TASK BRIEF:
Set each record down exactly, excluding all images.

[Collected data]
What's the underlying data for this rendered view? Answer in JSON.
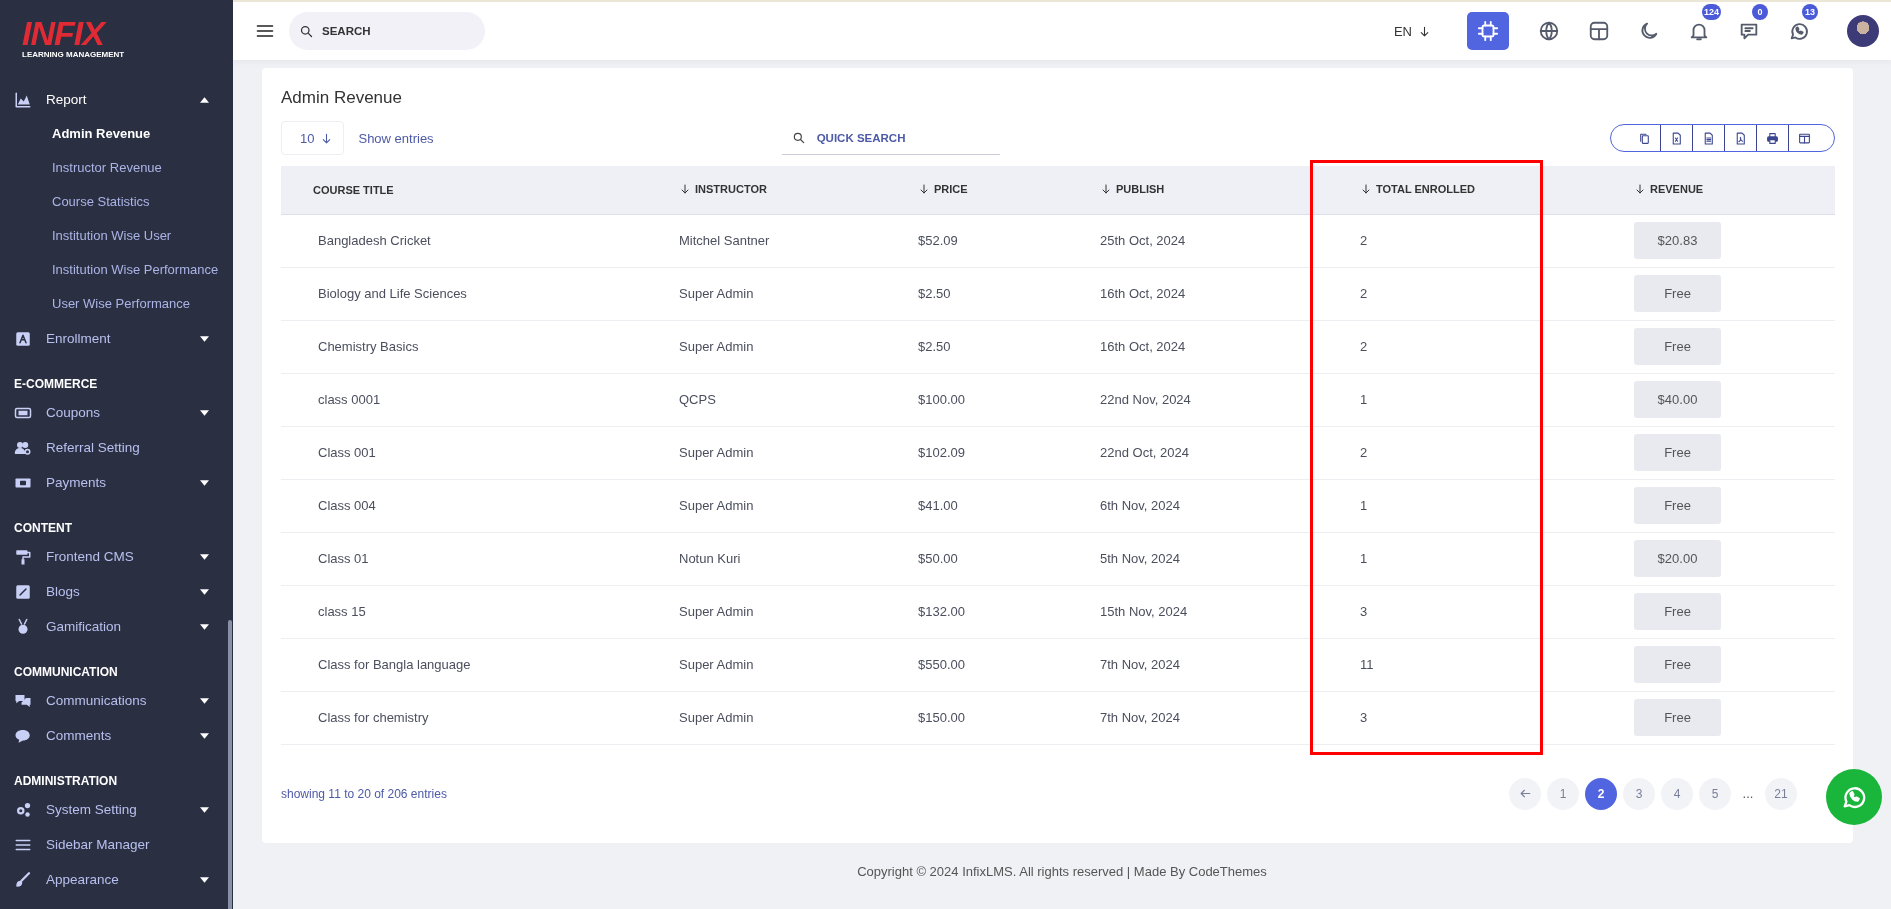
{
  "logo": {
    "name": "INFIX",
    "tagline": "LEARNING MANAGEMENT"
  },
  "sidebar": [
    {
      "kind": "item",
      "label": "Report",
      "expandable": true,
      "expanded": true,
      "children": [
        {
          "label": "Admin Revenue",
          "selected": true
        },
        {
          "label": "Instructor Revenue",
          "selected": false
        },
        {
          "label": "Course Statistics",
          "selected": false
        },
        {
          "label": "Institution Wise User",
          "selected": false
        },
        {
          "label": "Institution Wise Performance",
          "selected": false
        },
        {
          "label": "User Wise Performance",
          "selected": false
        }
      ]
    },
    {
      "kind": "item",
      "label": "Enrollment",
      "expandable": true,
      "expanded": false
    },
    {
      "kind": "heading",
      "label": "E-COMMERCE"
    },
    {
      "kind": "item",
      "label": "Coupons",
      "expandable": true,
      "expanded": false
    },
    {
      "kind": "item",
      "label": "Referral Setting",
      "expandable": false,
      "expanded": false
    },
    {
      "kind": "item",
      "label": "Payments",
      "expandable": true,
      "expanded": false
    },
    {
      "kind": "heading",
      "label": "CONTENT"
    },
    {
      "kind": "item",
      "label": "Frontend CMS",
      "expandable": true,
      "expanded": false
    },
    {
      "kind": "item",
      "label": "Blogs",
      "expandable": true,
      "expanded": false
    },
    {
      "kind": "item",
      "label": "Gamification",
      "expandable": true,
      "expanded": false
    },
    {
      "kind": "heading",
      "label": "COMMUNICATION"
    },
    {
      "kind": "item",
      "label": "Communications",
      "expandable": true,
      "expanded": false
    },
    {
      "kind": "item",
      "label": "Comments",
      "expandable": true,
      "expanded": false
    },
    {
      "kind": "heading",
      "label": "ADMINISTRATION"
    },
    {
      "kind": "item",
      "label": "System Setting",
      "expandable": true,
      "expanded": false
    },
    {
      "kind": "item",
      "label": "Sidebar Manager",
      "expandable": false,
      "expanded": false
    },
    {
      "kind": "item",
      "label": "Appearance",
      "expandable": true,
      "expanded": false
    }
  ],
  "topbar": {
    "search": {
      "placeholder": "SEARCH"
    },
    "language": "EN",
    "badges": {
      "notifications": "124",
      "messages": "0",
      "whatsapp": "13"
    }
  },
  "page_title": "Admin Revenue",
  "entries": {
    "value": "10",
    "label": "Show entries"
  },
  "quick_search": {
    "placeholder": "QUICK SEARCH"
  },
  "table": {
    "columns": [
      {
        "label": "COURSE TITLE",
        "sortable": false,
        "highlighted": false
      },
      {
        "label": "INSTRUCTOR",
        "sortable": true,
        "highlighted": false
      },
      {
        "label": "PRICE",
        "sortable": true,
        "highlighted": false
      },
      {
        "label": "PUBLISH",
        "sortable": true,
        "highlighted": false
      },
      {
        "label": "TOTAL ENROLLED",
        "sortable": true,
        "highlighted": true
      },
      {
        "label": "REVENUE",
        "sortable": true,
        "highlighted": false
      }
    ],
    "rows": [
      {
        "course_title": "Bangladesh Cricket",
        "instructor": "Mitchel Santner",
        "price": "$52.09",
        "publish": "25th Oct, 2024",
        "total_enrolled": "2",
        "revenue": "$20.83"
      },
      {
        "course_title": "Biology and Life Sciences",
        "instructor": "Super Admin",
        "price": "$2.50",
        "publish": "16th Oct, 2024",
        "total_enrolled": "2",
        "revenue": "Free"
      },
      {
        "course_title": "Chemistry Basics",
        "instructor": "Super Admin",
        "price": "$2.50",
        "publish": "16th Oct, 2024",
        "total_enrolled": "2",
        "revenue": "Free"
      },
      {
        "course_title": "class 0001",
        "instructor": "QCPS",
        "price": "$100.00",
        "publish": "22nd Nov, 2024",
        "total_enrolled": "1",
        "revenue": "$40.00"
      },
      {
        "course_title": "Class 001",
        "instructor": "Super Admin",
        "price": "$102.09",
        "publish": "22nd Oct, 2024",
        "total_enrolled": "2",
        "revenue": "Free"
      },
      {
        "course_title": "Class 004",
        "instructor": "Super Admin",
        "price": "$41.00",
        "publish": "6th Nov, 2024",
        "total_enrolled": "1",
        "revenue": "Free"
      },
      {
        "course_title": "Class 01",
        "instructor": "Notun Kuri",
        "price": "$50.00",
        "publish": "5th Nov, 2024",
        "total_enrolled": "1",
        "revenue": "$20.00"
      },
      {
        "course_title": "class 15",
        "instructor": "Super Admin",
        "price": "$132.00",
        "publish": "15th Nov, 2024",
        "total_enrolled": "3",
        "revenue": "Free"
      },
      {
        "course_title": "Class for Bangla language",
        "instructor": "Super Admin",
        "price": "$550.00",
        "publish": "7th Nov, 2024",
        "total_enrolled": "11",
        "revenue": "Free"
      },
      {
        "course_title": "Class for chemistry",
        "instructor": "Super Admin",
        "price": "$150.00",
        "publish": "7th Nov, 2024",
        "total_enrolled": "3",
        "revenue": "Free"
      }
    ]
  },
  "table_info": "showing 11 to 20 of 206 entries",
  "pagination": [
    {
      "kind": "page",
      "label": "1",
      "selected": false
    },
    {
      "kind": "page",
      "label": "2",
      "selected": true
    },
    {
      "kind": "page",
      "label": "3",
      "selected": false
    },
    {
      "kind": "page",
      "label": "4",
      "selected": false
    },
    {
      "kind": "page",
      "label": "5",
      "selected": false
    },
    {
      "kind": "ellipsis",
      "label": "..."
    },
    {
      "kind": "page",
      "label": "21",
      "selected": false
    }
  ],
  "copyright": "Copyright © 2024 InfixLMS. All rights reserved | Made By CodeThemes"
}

COMPLETE ANSWER:
What's the underlying data for this rendered view? Answer in JSON.
{
  "logo": {
    "name": "INFIX",
    "tagline": "LEARNING MANAGEMENT"
  },
  "sidebar": [
    {
      "kind": "item",
      "label": "Report",
      "expandable": true,
      "expanded": true,
      "children": [
        {
          "label": "Admin Revenue",
          "selected": true
        },
        {
          "label": "Instructor Revenue",
          "selected": false
        },
        {
          "label": "Course Statistics",
          "selected": false
        },
        {
          "label": "Institution Wise User",
          "selected": false
        },
        {
          "label": "Institution Wise Performance",
          "selected": false
        },
        {
          "label": "User Wise Performance",
          "selected": false
        }
      ]
    },
    {
      "kind": "item",
      "label": "Enrollment",
      "expandable": true,
      "expanded": false
    },
    {
      "kind": "heading",
      "label": "E-COMMERCE"
    },
    {
      "kind": "item",
      "label": "Coupons",
      "expandable": true,
      "expanded": false
    },
    {
      "kind": "item",
      "label": "Referral Setting",
      "expandable": false,
      "expanded": false
    },
    {
      "kind": "item",
      "label": "Payments",
      "expandable": true,
      "expanded": false
    },
    {
      "kind": "heading",
      "label": "CONTENT"
    },
    {
      "kind": "item",
      "label": "Frontend CMS",
      "expandable": true,
      "expanded": false
    },
    {
      "kind": "item",
      "label": "Blogs",
      "expandable": true,
      "expanded": false
    },
    {
      "kind": "item",
      "label": "Gamification",
      "expandable": true,
      "expanded": false
    },
    {
      "kind": "heading",
      "label": "COMMUNICATION"
    },
    {
      "kind": "item",
      "label": "Communications",
      "expandable": true,
      "expanded": false
    },
    {
      "kind": "item",
      "label": "Comments",
      "expandable": true,
      "expanded": false
    },
    {
      "kind": "heading",
      "label": "ADMINISTRATION"
    },
    {
      "kind": "item",
      "label": "System Setting",
      "expandable": true,
      "expanded": false
    },
    {
      "kind": "item",
      "label": "Sidebar Manager",
      "expandable": false,
      "expanded": false
    },
    {
      "kind": "item",
      "label": "Appearance",
      "expandable": true,
      "expanded": false
    }
  ],
  "topbar": {
    "search": {
      "placeholder": "SEARCH"
    },
    "language": "EN",
    "badges": {
      "notifications": "124",
      "messages": "0",
      "whatsapp": "13"
    }
  },
  "page_title": "Admin Revenue",
  "entries": {
    "value": "10",
    "label": "Show entries"
  },
  "quick_search": {
    "placeholder": "QUICK SEARCH"
  },
  "table": {
    "columns": [
      {
        "label": "COURSE TITLE",
        "sortable": false,
        "highlighted": false
      },
      {
        "label": "INSTRUCTOR",
        "sortable": true,
        "highlighted": false
      },
      {
        "label": "PRICE",
        "sortable": true,
        "highlighted": false
      },
      {
        "label": "PUBLISH",
        "sortable": true,
        "highlighted": false
      },
      {
        "label": "TOTAL ENROLLED",
        "sortable": true,
        "highlighted": true
      },
      {
        "label": "REVENUE",
        "sortable": true,
        "highlighted": false
      }
    ],
    "rows": [
      {
        "course_title": "Bangladesh Cricket",
        "instructor": "Mitchel Santner",
        "price": "$52.09",
        "publish": "25th Oct, 2024",
        "total_enrolled": "2",
        "revenue": "$20.83"
      },
      {
        "course_title": "Biology and Life Sciences",
        "instructor": "Super Admin",
        "price": "$2.50",
        "publish": "16th Oct, 2024",
        "total_enrolled": "2",
        "revenue": "Free"
      },
      {
        "course_title": "Chemistry Basics",
        "instructor": "Super Admin",
        "price": "$2.50",
        "publish": "16th Oct, 2024",
        "total_enrolled": "2",
        "revenue": "Free"
      },
      {
        "course_title": "class 0001",
        "instructor": "QCPS",
        "price": "$100.00",
        "publish": "22nd Nov, 2024",
        "total_enrolled": "1",
        "revenue": "$40.00"
      },
      {
        "course_title": "Class 001",
        "instructor": "Super Admin",
        "price": "$102.09",
        "publish": "22nd Oct, 2024",
        "total_enrolled": "2",
        "revenue": "Free"
      },
      {
        "course_title": "Class 004",
        "instructor": "Super Admin",
        "price": "$41.00",
        "publish": "6th Nov, 2024",
        "total_enrolled": "1",
        "revenue": "Free"
      },
      {
        "course_title": "Class 01",
        "instructor": "Notun Kuri",
        "price": "$50.00",
        "publish": "5th Nov, 2024",
        "total_enrolled": "1",
        "revenue": "$20.00"
      },
      {
        "course_title": "class 15",
        "instructor": "Super Admin",
        "price": "$132.00",
        "publish": "15th Nov, 2024",
        "total_enrolled": "3",
        "revenue": "Free"
      },
      {
        "course_title": "Class for Bangla language",
        "instructor": "Super Admin",
        "price": "$550.00",
        "publish": "7th Nov, 2024",
        "total_enrolled": "11",
        "revenue": "Free"
      },
      {
        "course_title": "Class for chemistry",
        "instructor": "Super Admin",
        "price": "$150.00",
        "publish": "7th Nov, 2024",
        "total_enrolled": "3",
        "revenue": "Free"
      }
    ]
  },
  "table_info": "showing 11 to 20 of 206 entries",
  "pagination": [
    {
      "kind": "page",
      "label": "1",
      "selected": false
    },
    {
      "kind": "page",
      "label": "2",
      "selected": true
    },
    {
      "kind": "page",
      "label": "3",
      "selected": false
    },
    {
      "kind": "page",
      "label": "4",
      "selected": false
    },
    {
      "kind": "page",
      "label": "5",
      "selected": false
    },
    {
      "kind": "ellipsis",
      "label": "..."
    },
    {
      "kind": "page",
      "label": "21",
      "selected": false
    }
  ],
  "copyright": "Copyright © 2024 InfixLMS. All rights reserved | Made By CodeThemes"
}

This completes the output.